* _Problem to work on_:
Skip every image and restate the data word for word.

☆ ☆ ☆ ☆ ☆ ☆ ☆

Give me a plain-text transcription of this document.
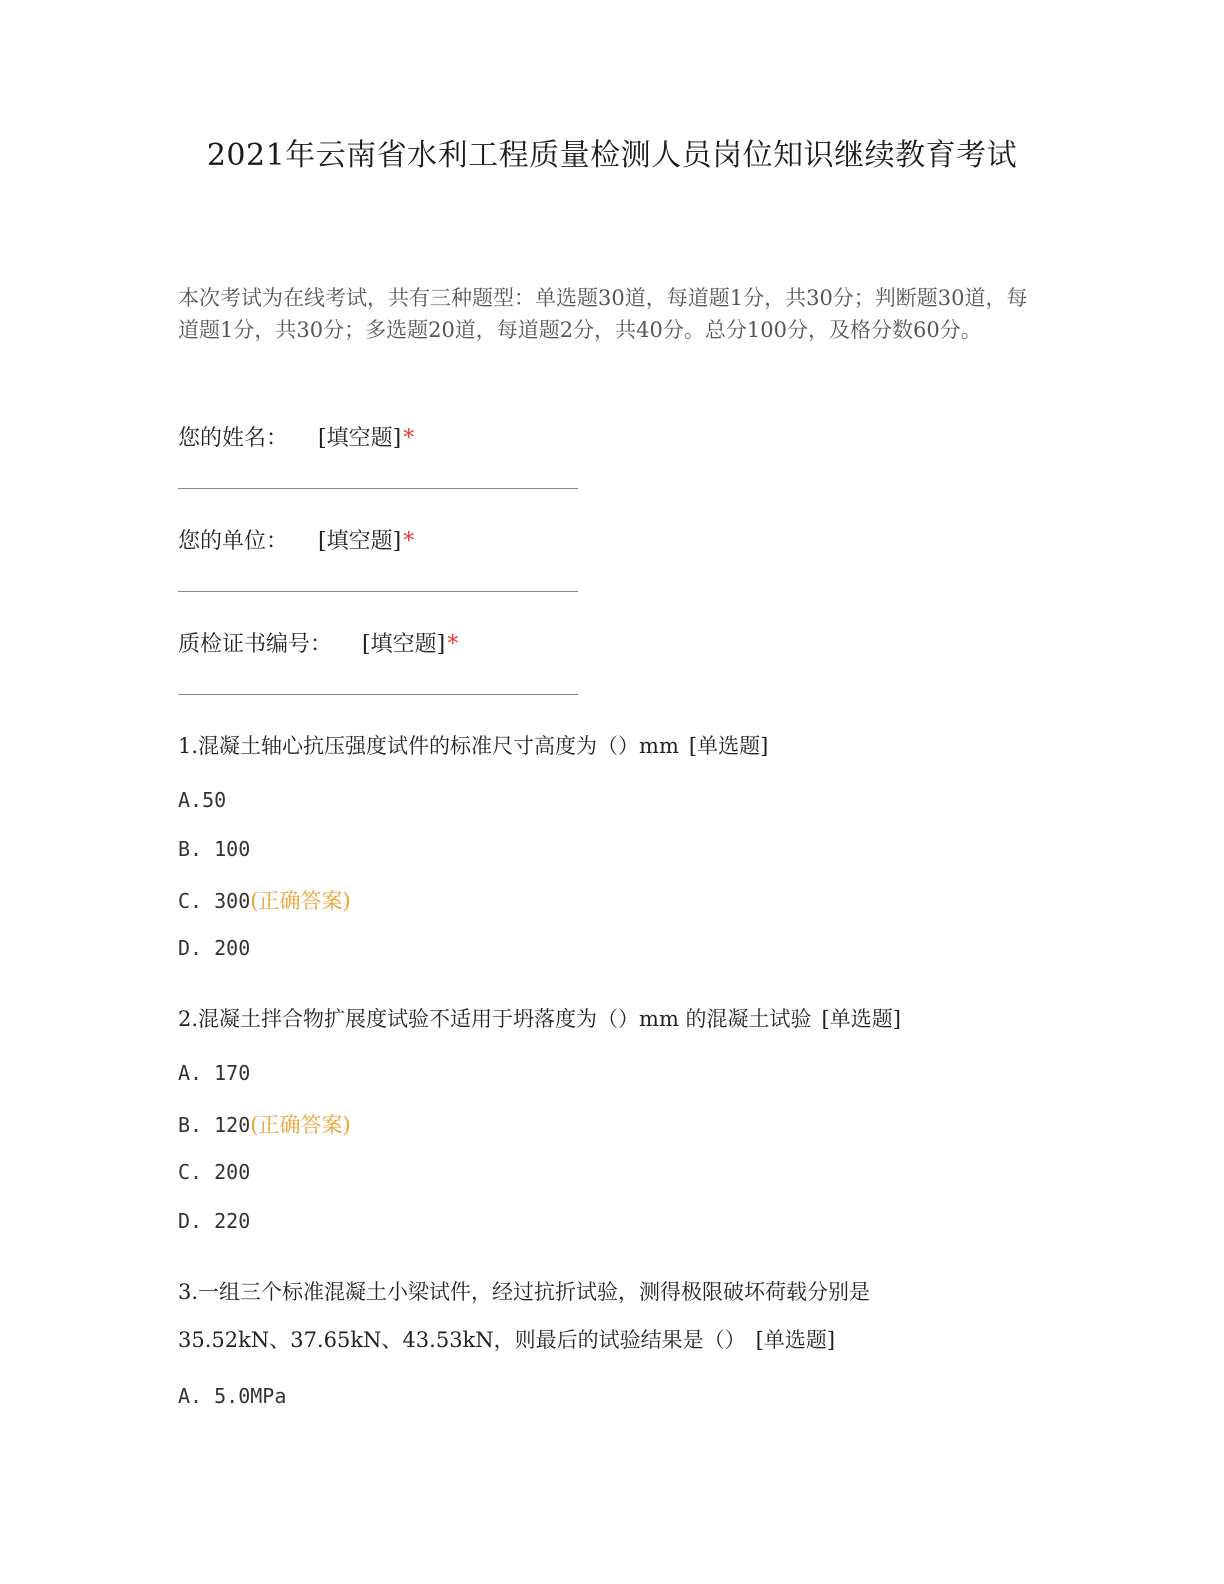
2021年云南省水利工程质量检测人员岗位知识继续教育考试
本次考试为在线考试，共有三种题型：单选题30道，每道题1分，共30分；判断题30道，每道题1分，共30分；多选题20道，每道题2分，共40分。总分100分，及格分数60分。
您的姓名： [填空题]*
您的单位： [填空题]*
质检证书编号： [填空题]*
1.混凝土轴心抗压强度试件的标准尺寸高度为（）mm [单选题]
A.50
B. 100
C. 300(正确答案)
D. 200
2.混凝土拌合物扩展度试验不适用于坍落度为（）mm 的混凝土试验 [单选题]
A. 170
B. 120(正确答案)
C. 200
D. 220
3.一组三个标准混凝土小梁试件，经过抗折试验，测得极限破坏荷载分别是
35.52kN、37.65kN、43.53kN，则最后的试验结果是（） [单选题]
A. 5.0MPa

☆ ☆ ☆ ☆ ☆ ☆ ☆

* _Task output_:
Give me a plain-text transcription of this document.
2021年云南省水利工程质量检测人员岗位知识继续教育考试
本次考试为在线考试，共有三种题型：单选题30道，每道题1分，共30分；判断题30道，每道题1分，共30分；多选题20道，每道题2分，共40分。总分100分，及格分数60分。
您的姓名： [填空题]*
您的单位： [填空题]*
质检证书编号： [填空题]*
1.混凝土轴心抗压强度试件的标准尺寸高度为（）mm [单选题]
A.50
B. 100
C. 300(正确答案)
D. 200
2.混凝土拌合物扩展度试验不适用于坍落度为（）mm 的混凝土试验 [单选题]
A. 170
B. 120(正确答案)
C. 200
D. 220
3.一组三个标准混凝土小梁试件，经过抗折试验，测得极限破坏荷载分别是
35.52kN、37.65kN、43.53kN，则最后的试验结果是（） [单选题]
A. 5.0MPa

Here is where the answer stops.